▸ Exercise task
Determine how many lines contain the string "email", then reply with that figure only.

Dataset entries:
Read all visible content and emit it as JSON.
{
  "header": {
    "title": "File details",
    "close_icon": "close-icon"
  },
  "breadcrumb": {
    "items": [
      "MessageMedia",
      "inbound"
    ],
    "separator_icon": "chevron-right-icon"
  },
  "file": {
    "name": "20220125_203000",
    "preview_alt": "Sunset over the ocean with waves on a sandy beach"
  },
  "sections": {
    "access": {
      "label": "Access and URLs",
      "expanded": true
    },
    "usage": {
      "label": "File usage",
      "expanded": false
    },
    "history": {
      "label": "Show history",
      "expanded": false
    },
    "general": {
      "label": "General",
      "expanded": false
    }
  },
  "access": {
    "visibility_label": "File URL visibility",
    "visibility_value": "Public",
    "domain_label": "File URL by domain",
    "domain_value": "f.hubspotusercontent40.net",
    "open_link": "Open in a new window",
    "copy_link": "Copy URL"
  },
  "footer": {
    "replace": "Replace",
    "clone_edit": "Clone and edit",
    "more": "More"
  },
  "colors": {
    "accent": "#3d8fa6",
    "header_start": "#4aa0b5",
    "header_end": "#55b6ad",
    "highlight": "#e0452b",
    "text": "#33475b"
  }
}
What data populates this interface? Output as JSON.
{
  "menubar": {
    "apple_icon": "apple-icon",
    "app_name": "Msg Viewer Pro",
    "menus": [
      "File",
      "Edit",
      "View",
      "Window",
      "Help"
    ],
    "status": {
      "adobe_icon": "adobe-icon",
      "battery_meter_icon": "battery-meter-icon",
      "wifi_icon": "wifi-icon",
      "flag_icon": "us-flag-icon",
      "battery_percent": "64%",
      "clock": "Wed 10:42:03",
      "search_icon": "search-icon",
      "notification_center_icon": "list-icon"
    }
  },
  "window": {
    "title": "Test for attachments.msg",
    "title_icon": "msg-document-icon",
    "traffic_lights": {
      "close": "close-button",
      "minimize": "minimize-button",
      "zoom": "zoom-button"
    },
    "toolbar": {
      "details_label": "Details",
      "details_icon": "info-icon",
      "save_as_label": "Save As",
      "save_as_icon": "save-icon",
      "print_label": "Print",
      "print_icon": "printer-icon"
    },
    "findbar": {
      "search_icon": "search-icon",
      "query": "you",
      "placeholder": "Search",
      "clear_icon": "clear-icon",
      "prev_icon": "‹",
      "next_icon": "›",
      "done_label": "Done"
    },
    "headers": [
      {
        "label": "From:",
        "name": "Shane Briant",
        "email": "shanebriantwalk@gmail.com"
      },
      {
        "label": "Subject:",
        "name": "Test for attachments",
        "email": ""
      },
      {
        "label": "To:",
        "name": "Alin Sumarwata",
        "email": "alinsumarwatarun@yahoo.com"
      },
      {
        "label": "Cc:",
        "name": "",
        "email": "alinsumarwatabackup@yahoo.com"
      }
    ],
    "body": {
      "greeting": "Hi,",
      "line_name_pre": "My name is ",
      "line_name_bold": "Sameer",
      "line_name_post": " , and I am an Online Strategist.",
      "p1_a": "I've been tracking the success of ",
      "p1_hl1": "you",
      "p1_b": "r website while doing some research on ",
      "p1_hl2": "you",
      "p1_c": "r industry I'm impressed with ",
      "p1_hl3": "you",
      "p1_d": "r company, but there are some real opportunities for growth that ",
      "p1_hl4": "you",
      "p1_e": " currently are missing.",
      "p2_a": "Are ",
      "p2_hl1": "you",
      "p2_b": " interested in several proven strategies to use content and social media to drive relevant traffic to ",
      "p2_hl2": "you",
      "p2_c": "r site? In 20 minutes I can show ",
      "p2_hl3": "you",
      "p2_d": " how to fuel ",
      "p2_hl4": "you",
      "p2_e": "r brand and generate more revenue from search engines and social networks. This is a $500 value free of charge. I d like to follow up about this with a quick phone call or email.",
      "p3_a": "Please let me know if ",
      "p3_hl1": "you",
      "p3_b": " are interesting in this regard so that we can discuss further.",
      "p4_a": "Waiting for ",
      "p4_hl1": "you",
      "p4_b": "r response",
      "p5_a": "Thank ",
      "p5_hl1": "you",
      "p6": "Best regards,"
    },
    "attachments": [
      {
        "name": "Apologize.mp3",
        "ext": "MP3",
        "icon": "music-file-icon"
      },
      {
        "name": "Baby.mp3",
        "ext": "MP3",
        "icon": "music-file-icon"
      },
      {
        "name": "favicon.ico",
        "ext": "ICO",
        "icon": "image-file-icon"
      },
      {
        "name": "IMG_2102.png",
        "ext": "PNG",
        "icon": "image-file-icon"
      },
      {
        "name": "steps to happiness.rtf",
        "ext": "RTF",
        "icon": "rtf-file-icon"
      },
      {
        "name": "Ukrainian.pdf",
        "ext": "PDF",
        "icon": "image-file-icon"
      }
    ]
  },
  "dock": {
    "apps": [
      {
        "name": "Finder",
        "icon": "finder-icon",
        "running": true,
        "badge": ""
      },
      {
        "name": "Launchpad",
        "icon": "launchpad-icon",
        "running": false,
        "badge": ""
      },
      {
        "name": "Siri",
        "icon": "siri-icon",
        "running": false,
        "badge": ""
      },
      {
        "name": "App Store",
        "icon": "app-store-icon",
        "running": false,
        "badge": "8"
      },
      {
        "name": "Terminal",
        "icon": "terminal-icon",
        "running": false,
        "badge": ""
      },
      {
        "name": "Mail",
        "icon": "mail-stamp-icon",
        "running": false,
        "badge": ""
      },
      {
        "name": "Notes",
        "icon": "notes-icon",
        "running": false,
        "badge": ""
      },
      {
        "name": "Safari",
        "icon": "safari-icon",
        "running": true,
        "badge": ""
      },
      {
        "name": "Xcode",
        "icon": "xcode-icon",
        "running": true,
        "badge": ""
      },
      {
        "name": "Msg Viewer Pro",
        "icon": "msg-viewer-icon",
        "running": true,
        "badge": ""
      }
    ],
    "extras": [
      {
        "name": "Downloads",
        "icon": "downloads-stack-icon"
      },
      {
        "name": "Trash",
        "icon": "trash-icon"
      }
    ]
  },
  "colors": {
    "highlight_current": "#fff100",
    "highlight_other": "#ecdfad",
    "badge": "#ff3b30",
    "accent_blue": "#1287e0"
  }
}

▸ Solution to the exercise
5